Start of RECORDS SUPPLIED

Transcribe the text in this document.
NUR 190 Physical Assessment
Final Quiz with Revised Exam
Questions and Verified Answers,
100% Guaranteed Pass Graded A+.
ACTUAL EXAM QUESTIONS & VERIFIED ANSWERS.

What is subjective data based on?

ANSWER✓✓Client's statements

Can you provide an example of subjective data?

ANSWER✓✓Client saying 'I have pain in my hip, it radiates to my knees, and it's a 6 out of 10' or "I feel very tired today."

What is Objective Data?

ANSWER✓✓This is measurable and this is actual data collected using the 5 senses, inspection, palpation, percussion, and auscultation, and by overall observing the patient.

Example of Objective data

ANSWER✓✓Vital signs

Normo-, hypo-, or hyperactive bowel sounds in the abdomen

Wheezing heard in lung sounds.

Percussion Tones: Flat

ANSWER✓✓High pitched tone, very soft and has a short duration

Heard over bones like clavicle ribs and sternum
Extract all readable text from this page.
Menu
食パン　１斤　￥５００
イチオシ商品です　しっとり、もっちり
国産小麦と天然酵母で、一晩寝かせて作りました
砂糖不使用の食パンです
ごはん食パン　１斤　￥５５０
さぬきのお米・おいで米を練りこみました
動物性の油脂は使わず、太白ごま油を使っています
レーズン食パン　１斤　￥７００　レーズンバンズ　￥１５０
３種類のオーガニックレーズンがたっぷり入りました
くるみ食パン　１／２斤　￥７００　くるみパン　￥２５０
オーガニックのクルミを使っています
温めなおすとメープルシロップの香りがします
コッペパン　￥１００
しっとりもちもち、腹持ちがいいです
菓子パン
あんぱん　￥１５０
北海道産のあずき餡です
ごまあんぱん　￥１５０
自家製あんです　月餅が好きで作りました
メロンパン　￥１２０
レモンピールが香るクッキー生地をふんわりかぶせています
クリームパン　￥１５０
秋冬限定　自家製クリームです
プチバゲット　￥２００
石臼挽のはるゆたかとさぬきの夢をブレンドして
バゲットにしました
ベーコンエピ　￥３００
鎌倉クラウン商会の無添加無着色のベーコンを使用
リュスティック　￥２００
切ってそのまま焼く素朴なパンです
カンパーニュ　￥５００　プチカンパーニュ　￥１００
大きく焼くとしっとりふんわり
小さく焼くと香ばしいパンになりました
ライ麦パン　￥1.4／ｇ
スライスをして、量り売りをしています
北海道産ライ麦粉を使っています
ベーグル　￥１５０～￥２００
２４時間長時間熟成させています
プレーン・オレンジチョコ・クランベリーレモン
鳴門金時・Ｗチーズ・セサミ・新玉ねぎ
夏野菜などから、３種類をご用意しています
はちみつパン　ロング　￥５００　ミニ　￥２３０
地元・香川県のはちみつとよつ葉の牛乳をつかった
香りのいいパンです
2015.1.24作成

End of RECORDS SUPPLIED

• [REQUIREMENTS]:
Extract the full listing above without altering anything.

• [RESULT OF THE EXERCISE]:
Transcribe the text in this document.
NUR 190 Physical Assessment
Final Quiz with Revised Exam
Questions and Verified Answers,
100% Guaranteed Pass Graded A+.
ACTUAL EXAM QUESTIONS & VERIFIED ANSWERS.

What is subjective data based on?

ANSWER✓✓Client's statements

Can you provide an example of subjective data?

ANSWER✓✓Client saying 'I have pain in my hip, it radiates to my knees, and it's a 6 out of 10' or "I feel very tired today."

What is Objective Data?

ANSWER✓✓This is measurable and this is actual data collected using the 5 senses, inspection, palpation, percussion, and auscultation, and by overall observing the patient.

Example of Objective data

ANSWER✓✓Vital signs

Normo-, hypo-, or hyperactive bowel sounds in the abdomen

Wheezing heard in lung sounds.

Percussion Tones: Flat

ANSWER✓✓High pitched tone, very soft and has a short duration

Heard over bones like clavicle ribs and sternum
Extract all readable text from this page.
Menu
食パン　１斤　￥５００
イチオシ商品です　しっとり、もっちり
国産小麦と天然酵母で、一晩寝かせて作りました
砂糖不使用の食パンです
ごはん食パン　１斤　￥５５０
さぬきのお米・おいで米を練りこみました
動物性の油脂は使わず、太白ごま油を使っています
レーズン食パン　１斤　￥７００　レーズンバンズ　￥１５０
３種類のオーガニックレーズンがたっぷり入りました
くるみ食パン　１／２斤　￥７００　くるみパン　￥２５０
オーガニックのクルミを使っています
温めなおすとメープルシロップの香りがします
コッペパン　￥１００
しっとりもちもち、腹持ちがいいです
菓子パン
あんぱん　￥１５０
北海道産のあずき餡です
ごまあんぱん　￥１５０
自家製あんです　月餅が好きで作りました
メロンパン　￥１２０
レモンピールが香るクッキー生地をふんわりかぶせています
クリームパン　￥１５０
秋冬限定　自家製クリームです
プチバゲット　￥２００
石臼挽のはるゆたかとさぬきの夢をブレンドして
バゲットにしました
ベーコンエピ　￥３００
鎌倉クラウン商会の無添加無着色のベーコンを使用
リュスティック　￥２００
切ってそのまま焼く素朴なパンです
カンパーニュ　￥５００　プチカンパーニュ　￥１００
大きく焼くとしっとりふんわり
小さく焼くと香ばしいパンになりました
ライ麦パン　￥1.4／ｇ
スライスをして、量り売りをしています
北海道産ライ麦粉を使っています
ベーグル　￥１５０～￥２００
２４時間長時間熟成させています
プレーン・オレンジチョコ・クランベリーレモン
鳴門金時・Ｗチーズ・セサミ・新玉ねぎ
夏野菜などから、３種類をご用意しています
はちみつパン　ロング　￥５００　ミニ　￥２３０
地元・香川県のはちみつとよつ葉の牛乳をつかった
香りのいいパンです
2015.1.24作成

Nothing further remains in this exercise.